Provided information:
• • • • •
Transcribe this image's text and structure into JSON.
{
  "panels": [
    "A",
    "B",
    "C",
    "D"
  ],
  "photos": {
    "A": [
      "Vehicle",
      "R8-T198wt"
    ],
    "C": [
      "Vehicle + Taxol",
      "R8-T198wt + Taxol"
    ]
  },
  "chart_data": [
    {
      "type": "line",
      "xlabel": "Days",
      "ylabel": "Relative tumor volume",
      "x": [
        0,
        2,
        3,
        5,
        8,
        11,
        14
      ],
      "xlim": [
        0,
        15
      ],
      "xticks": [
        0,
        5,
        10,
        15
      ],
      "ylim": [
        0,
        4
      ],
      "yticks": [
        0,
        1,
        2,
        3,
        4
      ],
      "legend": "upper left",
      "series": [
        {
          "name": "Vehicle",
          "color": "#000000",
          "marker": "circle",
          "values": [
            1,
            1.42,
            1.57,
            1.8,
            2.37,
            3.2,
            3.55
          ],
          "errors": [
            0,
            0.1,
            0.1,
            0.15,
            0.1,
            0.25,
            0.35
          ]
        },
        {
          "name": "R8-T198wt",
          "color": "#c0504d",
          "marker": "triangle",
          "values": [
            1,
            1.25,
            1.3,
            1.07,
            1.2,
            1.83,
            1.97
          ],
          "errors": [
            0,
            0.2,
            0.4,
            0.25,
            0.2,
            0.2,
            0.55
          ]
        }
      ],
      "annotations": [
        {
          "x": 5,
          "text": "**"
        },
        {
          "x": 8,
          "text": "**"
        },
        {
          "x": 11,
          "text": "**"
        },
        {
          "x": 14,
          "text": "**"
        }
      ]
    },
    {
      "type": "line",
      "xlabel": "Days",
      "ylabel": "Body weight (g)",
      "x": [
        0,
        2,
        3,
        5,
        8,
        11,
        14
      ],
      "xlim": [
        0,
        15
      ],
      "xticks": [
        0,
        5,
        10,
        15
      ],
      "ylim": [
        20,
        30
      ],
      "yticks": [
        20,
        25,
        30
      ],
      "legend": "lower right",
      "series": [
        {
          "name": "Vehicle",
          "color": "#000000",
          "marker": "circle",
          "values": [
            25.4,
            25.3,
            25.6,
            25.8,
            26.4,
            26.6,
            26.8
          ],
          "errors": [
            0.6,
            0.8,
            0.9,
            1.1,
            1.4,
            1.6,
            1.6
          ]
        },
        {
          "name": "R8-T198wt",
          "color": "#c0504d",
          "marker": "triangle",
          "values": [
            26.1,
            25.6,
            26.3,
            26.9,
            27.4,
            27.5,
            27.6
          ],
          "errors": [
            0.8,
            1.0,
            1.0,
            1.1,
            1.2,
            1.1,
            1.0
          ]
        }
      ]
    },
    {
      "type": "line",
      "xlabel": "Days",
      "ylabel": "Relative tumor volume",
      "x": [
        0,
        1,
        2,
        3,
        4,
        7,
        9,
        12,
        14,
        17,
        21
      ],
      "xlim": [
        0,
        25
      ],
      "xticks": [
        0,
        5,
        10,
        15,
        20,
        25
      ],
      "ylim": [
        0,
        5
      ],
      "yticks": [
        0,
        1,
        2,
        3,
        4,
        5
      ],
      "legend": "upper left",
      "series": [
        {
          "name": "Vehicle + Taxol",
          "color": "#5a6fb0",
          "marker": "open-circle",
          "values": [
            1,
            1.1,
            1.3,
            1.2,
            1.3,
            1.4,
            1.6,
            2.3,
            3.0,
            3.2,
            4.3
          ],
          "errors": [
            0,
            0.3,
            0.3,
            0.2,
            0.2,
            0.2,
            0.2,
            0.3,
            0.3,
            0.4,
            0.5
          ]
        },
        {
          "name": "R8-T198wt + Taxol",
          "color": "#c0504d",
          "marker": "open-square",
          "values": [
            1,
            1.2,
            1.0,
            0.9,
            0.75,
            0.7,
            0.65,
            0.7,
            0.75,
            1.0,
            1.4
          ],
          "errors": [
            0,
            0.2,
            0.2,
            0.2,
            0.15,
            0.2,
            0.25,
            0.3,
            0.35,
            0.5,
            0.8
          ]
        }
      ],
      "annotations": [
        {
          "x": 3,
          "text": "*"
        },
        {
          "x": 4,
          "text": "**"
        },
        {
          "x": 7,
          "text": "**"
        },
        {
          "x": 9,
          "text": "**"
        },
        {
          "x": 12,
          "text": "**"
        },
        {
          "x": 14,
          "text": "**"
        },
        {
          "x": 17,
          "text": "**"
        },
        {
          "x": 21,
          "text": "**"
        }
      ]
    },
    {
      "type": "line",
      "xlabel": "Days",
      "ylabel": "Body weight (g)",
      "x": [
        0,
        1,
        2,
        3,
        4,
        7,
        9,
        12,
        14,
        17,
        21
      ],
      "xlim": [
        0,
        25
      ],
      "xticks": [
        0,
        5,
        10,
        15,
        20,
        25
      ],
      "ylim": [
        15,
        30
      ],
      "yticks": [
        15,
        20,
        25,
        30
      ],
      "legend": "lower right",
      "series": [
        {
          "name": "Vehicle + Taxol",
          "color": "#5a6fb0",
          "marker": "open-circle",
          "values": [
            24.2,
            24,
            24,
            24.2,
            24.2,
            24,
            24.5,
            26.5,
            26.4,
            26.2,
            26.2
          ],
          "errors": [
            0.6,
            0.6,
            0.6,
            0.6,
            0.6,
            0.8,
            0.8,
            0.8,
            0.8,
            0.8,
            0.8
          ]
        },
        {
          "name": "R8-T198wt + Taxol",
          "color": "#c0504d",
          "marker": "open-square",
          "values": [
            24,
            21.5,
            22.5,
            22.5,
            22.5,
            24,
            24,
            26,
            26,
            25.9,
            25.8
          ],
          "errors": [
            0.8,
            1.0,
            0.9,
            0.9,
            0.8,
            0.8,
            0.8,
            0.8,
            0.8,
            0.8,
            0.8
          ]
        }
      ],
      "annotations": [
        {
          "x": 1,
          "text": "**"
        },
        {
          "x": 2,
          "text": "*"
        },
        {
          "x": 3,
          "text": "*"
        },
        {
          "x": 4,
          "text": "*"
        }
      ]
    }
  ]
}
• • • • •
What is needed:
Every line of the material above should be repeated exactly.

The completed task:
Transcribe this image's text and structure into JSON.
{
  "panels": [
    "A",
    "B",
    "C",
    "D"
  ],
  "photos": {
    "A": [
      "Vehicle",
      "R8-T198wt"
    ],
    "C": [
      "Vehicle + Taxol",
      "R8-T198wt + Taxol"
    ]
  },
  "chart_data": [
    {
      "type": "line",
      "xlabel": "Days",
      "ylabel": "Relative tumor volume",
      "x": [
        0,
        2,
        3,
        5,
        8,
        11,
        14
      ],
      "xlim": [
        0,
        15
      ],
      "xticks": [
        0,
        5,
        10,
        15
      ],
      "ylim": [
        0,
        4
      ],
      "yticks": [
        0,
        1,
        2,
        3,
        4
      ],
      "legend": "upper left",
      "series": [
        {
          "name": "Vehicle",
          "color": "#000000",
          "marker": "circle",
          "values": [
            1,
            1.42,
            1.57,
            1.8,
            2.37,
            3.2,
            3.55
          ],
          "errors": [
            0,
            0.1,
            0.1,
            0.15,
            0.1,
            0.25,
            0.35
          ]
        },
        {
          "name": "R8-T198wt",
          "color": "#c0504d",
          "marker": "triangle",
          "values": [
            1,
            1.25,
            1.3,
            1.07,
            1.2,
            1.83,
            1.97
          ],
          "errors": [
            0,
            0.2,
            0.4,
            0.25,
            0.2,
            0.2,
            0.55
          ]
        }
      ],
      "annotations": [
        {
          "x": 5,
          "text": "**"
        },
        {
          "x": 8,
          "text": "**"
        },
        {
          "x": 11,
          "text": "**"
        },
        {
          "x": 14,
          "text": "**"
        }
      ]
    },
    {
      "type": "line",
      "xlabel": "Days",
      "ylabel": "Body weight (g)",
      "x": [
        0,
        2,
        3,
        5,
        8,
        11,
        14
      ],
      "xlim": [
        0,
        15
      ],
      "xticks": [
        0,
        5,
        10,
        15
      ],
      "ylim": [
        20,
        30
      ],
      "yticks": [
        20,
        25,
        30
      ],
      "legend": "lower right",
      "series": [
        {
          "name": "Vehicle",
          "color": "#000000",
          "marker": "circle",
          "values": [
            25.4,
            25.3,
            25.6,
            25.8,
            26.4,
            26.6,
            26.8
          ],
          "errors": [
            0.6,
            0.8,
            0.9,
            1.1,
            1.4,
            1.6,
            1.6
          ]
        },
        {
          "name": "R8-T198wt",
          "color": "#c0504d",
          "marker": "triangle",
          "values": [
            26.1,
            25.6,
            26.3,
            26.9,
            27.4,
            27.5,
            27.6
          ],
          "errors": [
            0.8,
            1.0,
            1.0,
            1.1,
            1.2,
            1.1,
            1.0
          ]
        }
      ]
    },
    {
      "type": "line",
      "xlabel": "Days",
      "ylabel": "Relative tumor volume",
      "x": [
        0,
        1,
        2,
        3,
        4,
        7,
        9,
        12,
        14,
        17,
        21
      ],
      "xlim": [
        0,
        25
      ],
      "xticks": [
        0,
        5,
        10,
        15,
        20,
        25
      ],
      "ylim": [
        0,
        5
      ],
      "yticks": [
        0,
        1,
        2,
        3,
        4,
        5
      ],
      "legend": "upper left",
      "series": [
        {
          "name": "Vehicle + Taxol",
          "color": "#5a6fb0",
          "marker": "open-circle",
          "values": [
            1,
            1.1,
            1.3,
            1.2,
            1.3,
            1.4,
            1.6,
            2.3,
            3.0,
            3.2,
            4.3
          ],
          "errors": [
            0,
            0.3,
            0.3,
            0.2,
            0.2,
            0.2,
            0.2,
            0.3,
            0.3,
            0.4,
            0.5
          ]
        },
        {
          "name": "R8-T198wt + Taxol",
          "color": "#c0504d",
          "marker": "open-square",
          "values": [
            1,
            1.2,
            1.0,
            0.9,
            0.75,
            0.7,
            0.65,
            0.7,
            0.75,
            1.0,
            1.4
          ],
          "errors": [
            0,
            0.2,
            0.2,
            0.2,
            0.15,
            0.2,
            0.25,
            0.3,
            0.35,
            0.5,
            0.8
          ]
        }
      ],
      "annotations": [
        {
          "x": 3,
          "text": "*"
        },
        {
          "x": 4,
          "text": "**"
        },
        {
          "x": 7,
          "text": "**"
        },
        {
          "x": 9,
          "text": "**"
        },
        {
          "x": 12,
          "text": "**"
        },
        {
          "x": 14,
          "text": "**"
        },
        {
          "x": 17,
          "text": "**"
        },
        {
          "x": 21,
          "text": "**"
        }
      ]
    },
    {
      "type": "line",
      "xlabel": "Days",
      "ylabel": "Body weight (g)",
      "x": [
        0,
        1,
        2,
        3,
        4,
        7,
        9,
        12,
        14,
        17,
        21
      ],
      "xlim": [
        0,
        25
      ],
      "xticks": [
        0,
        5,
        10,
        15,
        20,
        25
      ],
      "ylim": [
        15,
        30
      ],
      "yticks": [
        15,
        20,
        25,
        30
      ],
      "legend": "lower right",
      "series": [
        {
          "name": "Vehicle + Taxol",
          "color": "#5a6fb0",
          "marker": "open-circle",
          "values": [
            24.2,
            24,
            24,
            24.2,
            24.2,
            24,
            24.5,
            26.5,
            26.4,
            26.2,
            26.2
          ],
          "errors": [
            0.6,
            0.6,
            0.6,
            0.6,
            0.6,
            0.8,
            0.8,
            0.8,
            0.8,
            0.8,
            0.8
          ]
        },
        {
          "name": "R8-T198wt + Taxol",
          "color": "#c0504d",
          "marker": "open-square",
          "values": [
            24,
            21.5,
            22.5,
            22.5,
            22.5,
            24,
            24,
            26,
            26,
            25.9,
            25.8
          ],
          "errors": [
            0.8,
            1.0,
            0.9,
            0.9,
            0.8,
            0.8,
            0.8,
            0.8,
            0.8,
            0.8,
            0.8
          ]
        }
      ],
      "annotations": [
        {
          "x": 1,
          "text": "**"
        },
        {
          "x": 2,
          "text": "*"
        },
        {
          "x": 3,
          "text": "*"
        },
        {
          "x": 4,
          "text": "*"
        }
      ]
    }
  ]
}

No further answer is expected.